▶ _Exercise task_:
Leave out any pictures and transcribe all other data below exactly.

▶ _Given information_:
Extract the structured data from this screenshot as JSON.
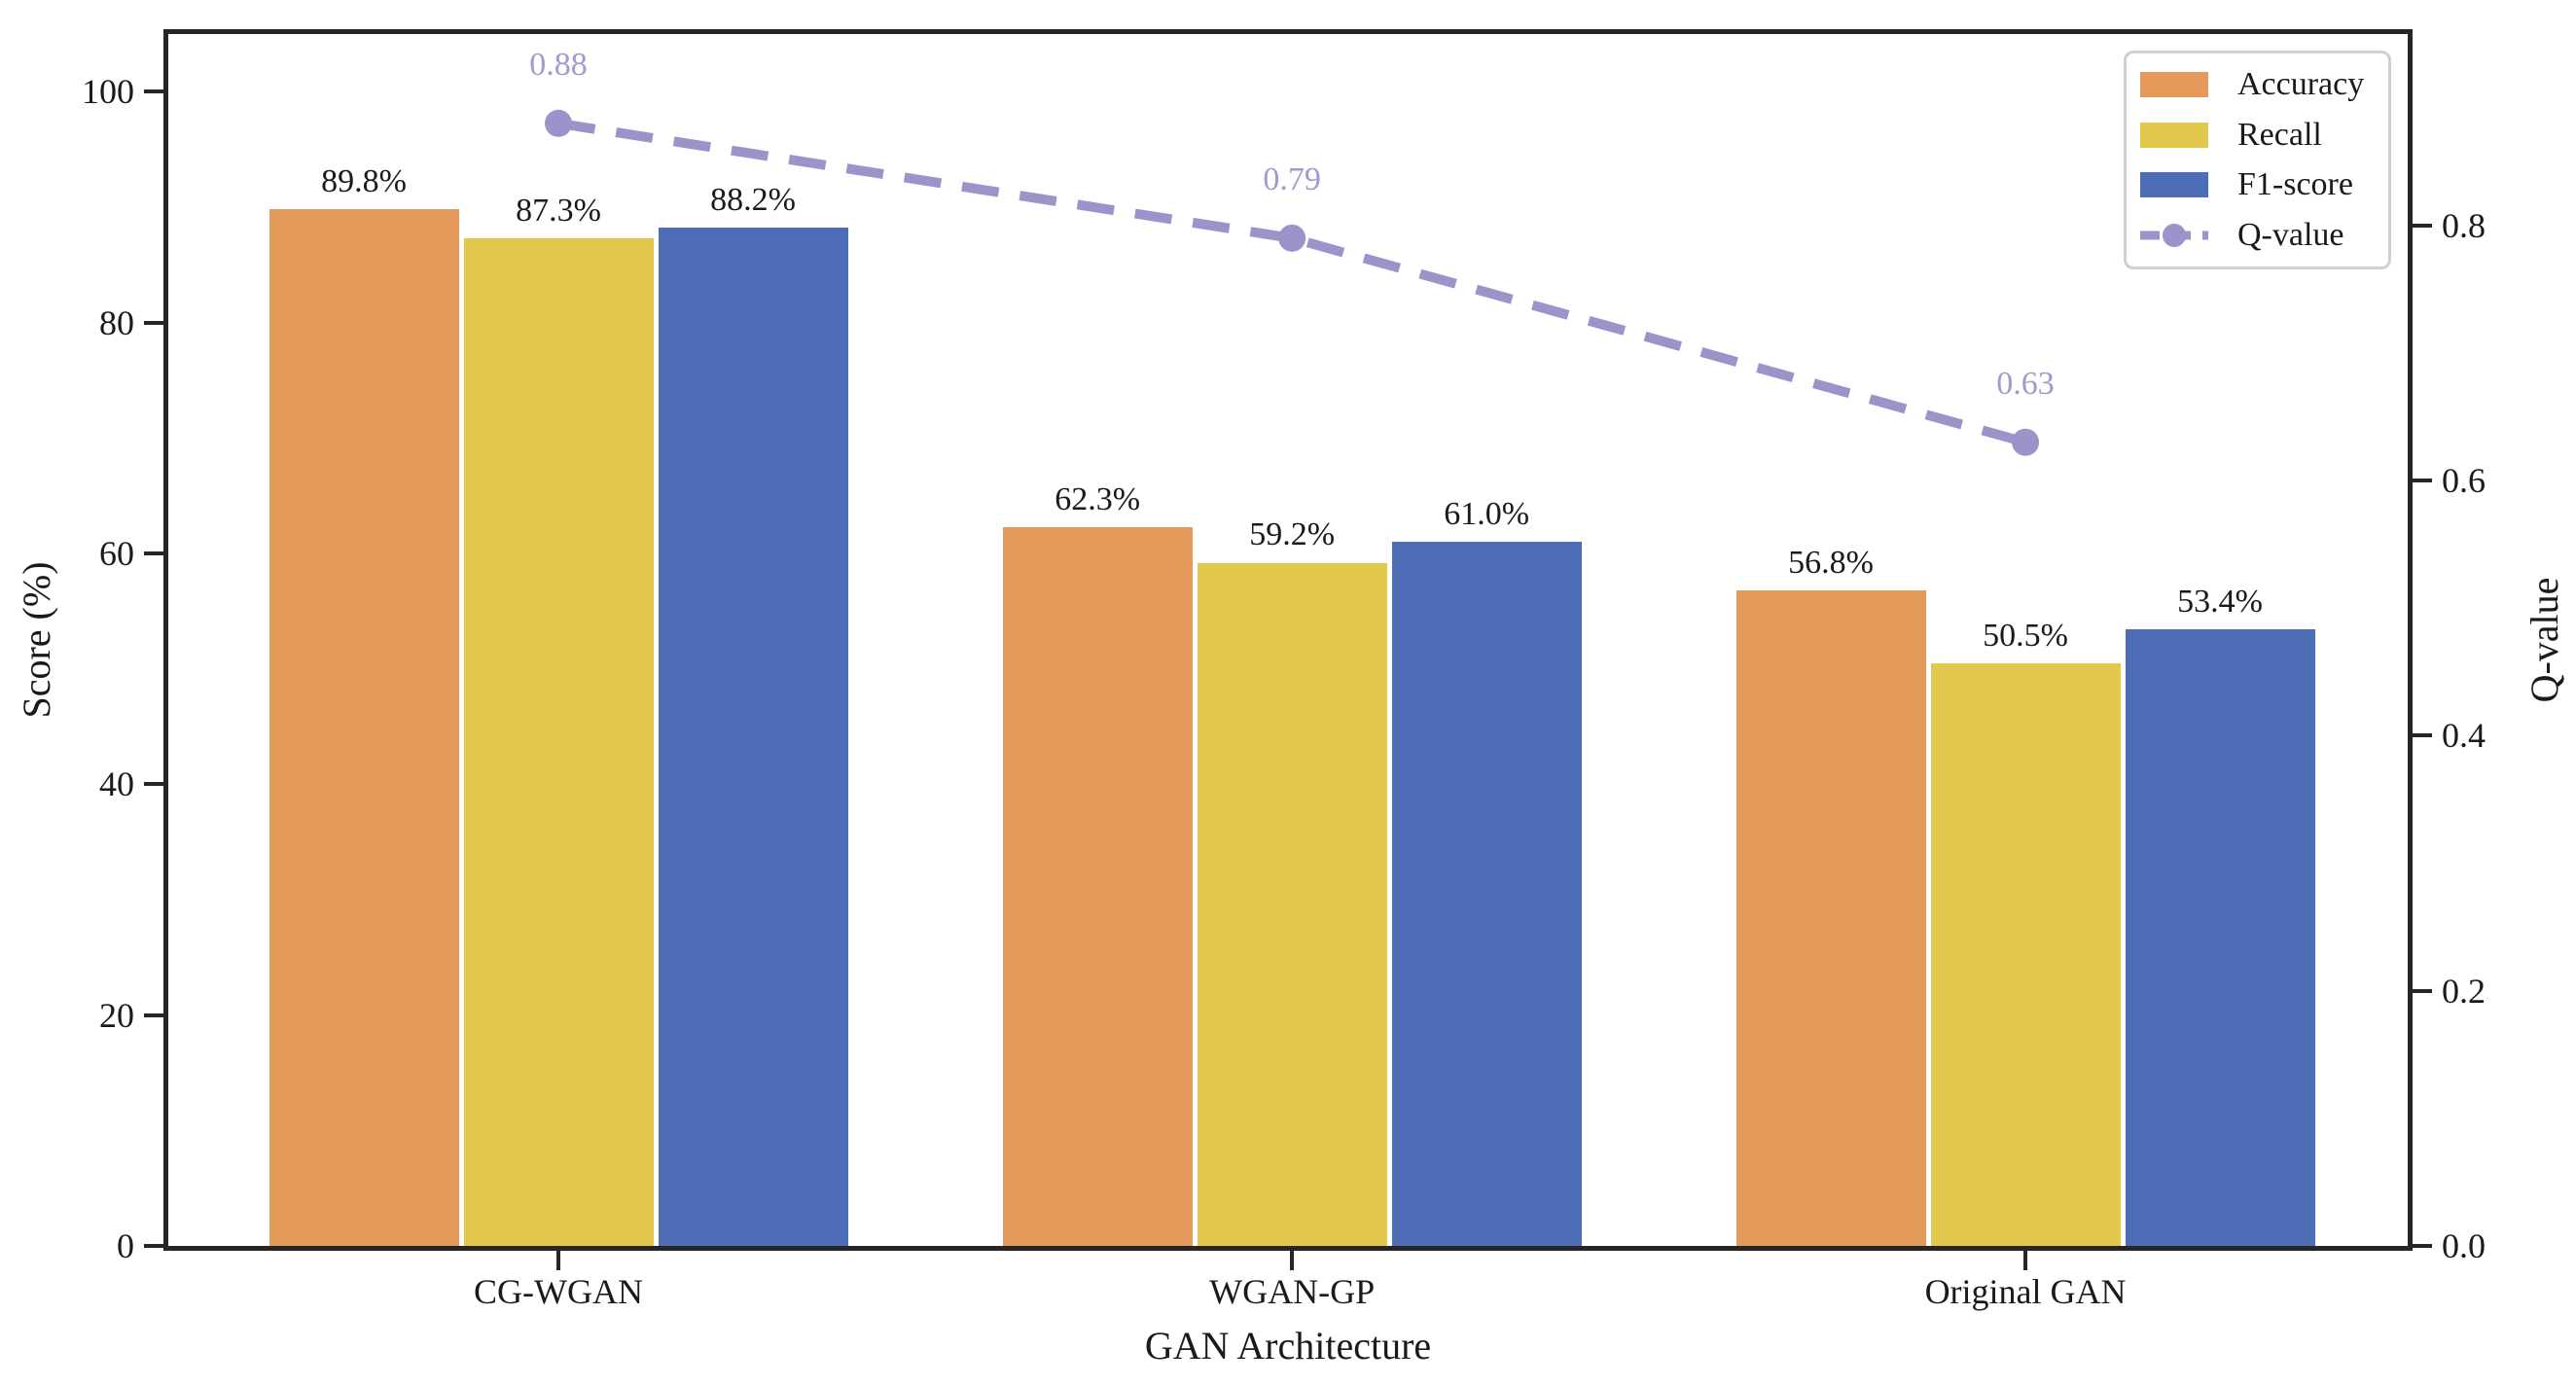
{
  "figure": {
    "background": "#ffffff",
    "frame_color": "#262626",
    "text_color": "#1a1a1a",
    "legend_border_color": "#cfcfcf"
  },
  "chart_data": {
    "type": "bar",
    "subtype": "grouped-bars-with-line-overlay",
    "categories": [
      "CG-WGAN",
      "WGAN-GP",
      "Original GAN"
    ],
    "series": [
      {
        "name": "Accuracy",
        "kind": "bar",
        "axis": "left",
        "color": "#e49a5a",
        "values": [
          89.8,
          62.3,
          56.8
        ],
        "value_labels": [
          "89.8%",
          "62.3%",
          "56.8%"
        ]
      },
      {
        "name": "Recall",
        "kind": "bar",
        "axis": "left",
        "color": "#e2c84c",
        "values": [
          87.3,
          59.2,
          50.5
        ],
        "value_labels": [
          "87.3%",
          "59.2%",
          "50.5%"
        ]
      },
      {
        "name": "F1-score",
        "kind": "bar",
        "axis": "left",
        "color": "#4d6db6",
        "values": [
          88.2,
          61.0,
          53.4
        ],
        "value_labels": [
          "88.2%",
          "61.0%",
          "53.4%"
        ]
      },
      {
        "name": "Q-value",
        "kind": "line",
        "axis": "right",
        "color": "#9b93c9",
        "label_color": "#a09ace",
        "line_style": "dashed",
        "marker": "circle",
        "values": [
          0.88,
          0.79,
          0.63
        ],
        "value_labels": [
          "0.88",
          "0.79",
          "0.63"
        ]
      }
    ],
    "xlabel": "GAN Architecture",
    "left_axis": {
      "label": "Score (%)",
      "lim": [
        0,
        105
      ],
      "tick_values": [
        0,
        20,
        40,
        60,
        80,
        100
      ],
      "tick_labels": [
        "0",
        "20",
        "40",
        "60",
        "80",
        "100"
      ]
    },
    "right_axis": {
      "label": "Q-value",
      "lim": [
        0,
        0.95
      ],
      "tick_values": [
        0.0,
        0.2,
        0.4,
        0.6,
        0.8
      ],
      "tick_labels": [
        "0.0",
        "0.2",
        "0.4",
        "0.6",
        "0.8"
      ]
    },
    "legend": {
      "position": "top-right",
      "entries": [
        "Accuracy",
        "Recall",
        "F1-score",
        "Q-value"
      ]
    },
    "grid": false
  }
}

▶ _Answer for this exercise_:
Extract the structured data from this screenshot as JSON.
{
  "figure": {
    "background": "#ffffff",
    "frame_color": "#262626",
    "text_color": "#1a1a1a",
    "legend_border_color": "#cfcfcf"
  },
  "chart_data": {
    "type": "bar",
    "subtype": "grouped-bars-with-line-overlay",
    "categories": [
      "CG-WGAN",
      "WGAN-GP",
      "Original GAN"
    ],
    "series": [
      {
        "name": "Accuracy",
        "kind": "bar",
        "axis": "left",
        "color": "#e49a5a",
        "values": [
          89.8,
          62.3,
          56.8
        ],
        "value_labels": [
          "89.8%",
          "62.3%",
          "56.8%"
        ]
      },
      {
        "name": "Recall",
        "kind": "bar",
        "axis": "left",
        "color": "#e2c84c",
        "values": [
          87.3,
          59.2,
          50.5
        ],
        "value_labels": [
          "87.3%",
          "59.2%",
          "50.5%"
        ]
      },
      {
        "name": "F1-score",
        "kind": "bar",
        "axis": "left",
        "color": "#4d6db6",
        "values": [
          88.2,
          61.0,
          53.4
        ],
        "value_labels": [
          "88.2%",
          "61.0%",
          "53.4%"
        ]
      },
      {
        "name": "Q-value",
        "kind": "line",
        "axis": "right",
        "color": "#9b93c9",
        "label_color": "#a09ace",
        "line_style": "dashed",
        "marker": "circle",
        "values": [
          0.88,
          0.79,
          0.63
        ],
        "value_labels": [
          "0.88",
          "0.79",
          "0.63"
        ]
      }
    ],
    "xlabel": "GAN Architecture",
    "left_axis": {
      "label": "Score (%)",
      "lim": [
        0,
        105
      ],
      "tick_values": [
        0,
        20,
        40,
        60,
        80,
        100
      ],
      "tick_labels": [
        "0",
        "20",
        "40",
        "60",
        "80",
        "100"
      ]
    },
    "right_axis": {
      "label": "Q-value",
      "lim": [
        0,
        0.95
      ],
      "tick_values": [
        0.0,
        0.2,
        0.4,
        0.6,
        0.8
      ],
      "tick_labels": [
        "0.0",
        "0.2",
        "0.4",
        "0.6",
        "0.8"
      ]
    },
    "legend": {
      "position": "top-right",
      "entries": [
        "Accuracy",
        "Recall",
        "F1-score",
        "Q-value"
      ]
    },
    "grid": false
  }
}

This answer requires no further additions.